-- start Stored data --

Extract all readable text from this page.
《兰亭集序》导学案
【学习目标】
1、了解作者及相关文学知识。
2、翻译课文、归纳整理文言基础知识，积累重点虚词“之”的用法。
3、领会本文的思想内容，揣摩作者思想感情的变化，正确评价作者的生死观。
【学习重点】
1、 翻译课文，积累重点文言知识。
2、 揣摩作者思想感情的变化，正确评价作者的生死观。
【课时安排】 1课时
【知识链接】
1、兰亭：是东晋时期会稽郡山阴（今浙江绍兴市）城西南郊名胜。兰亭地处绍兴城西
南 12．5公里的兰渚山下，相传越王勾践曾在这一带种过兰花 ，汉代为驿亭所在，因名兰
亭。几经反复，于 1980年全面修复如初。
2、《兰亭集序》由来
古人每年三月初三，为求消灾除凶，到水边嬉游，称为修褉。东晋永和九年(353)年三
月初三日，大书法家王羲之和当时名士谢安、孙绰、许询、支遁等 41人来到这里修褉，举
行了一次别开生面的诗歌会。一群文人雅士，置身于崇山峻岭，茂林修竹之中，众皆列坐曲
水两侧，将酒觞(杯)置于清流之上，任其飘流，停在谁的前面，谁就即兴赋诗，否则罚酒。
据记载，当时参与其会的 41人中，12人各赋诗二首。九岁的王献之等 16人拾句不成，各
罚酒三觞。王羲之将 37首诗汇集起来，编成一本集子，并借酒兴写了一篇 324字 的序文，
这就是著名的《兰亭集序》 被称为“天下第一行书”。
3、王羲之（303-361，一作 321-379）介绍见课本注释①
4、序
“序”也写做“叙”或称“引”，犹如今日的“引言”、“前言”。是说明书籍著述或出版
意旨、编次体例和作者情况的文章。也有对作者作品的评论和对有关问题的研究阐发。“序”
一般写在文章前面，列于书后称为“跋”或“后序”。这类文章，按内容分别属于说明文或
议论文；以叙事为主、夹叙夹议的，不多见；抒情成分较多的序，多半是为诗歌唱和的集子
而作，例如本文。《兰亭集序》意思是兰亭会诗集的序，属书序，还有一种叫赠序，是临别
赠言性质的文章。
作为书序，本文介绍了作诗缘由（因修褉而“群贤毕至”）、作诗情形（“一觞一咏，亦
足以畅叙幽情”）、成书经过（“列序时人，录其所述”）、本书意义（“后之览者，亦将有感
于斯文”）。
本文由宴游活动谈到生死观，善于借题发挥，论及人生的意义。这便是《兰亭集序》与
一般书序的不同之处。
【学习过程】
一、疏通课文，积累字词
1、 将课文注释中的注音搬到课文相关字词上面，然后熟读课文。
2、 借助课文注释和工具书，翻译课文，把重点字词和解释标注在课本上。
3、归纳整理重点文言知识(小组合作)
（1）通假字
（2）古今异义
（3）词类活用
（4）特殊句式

-- end Stored data --

• _What this task involves_
Locate each line containing the string "揣摩作者思想感情的变化" and show it.

• _Expected output_
3、领会本文的思想内容，揣摩作者思想感情的变化，正确评价作者的生死观。
2、 揣摩作者思想感情的变化，正确评价作者的生死观。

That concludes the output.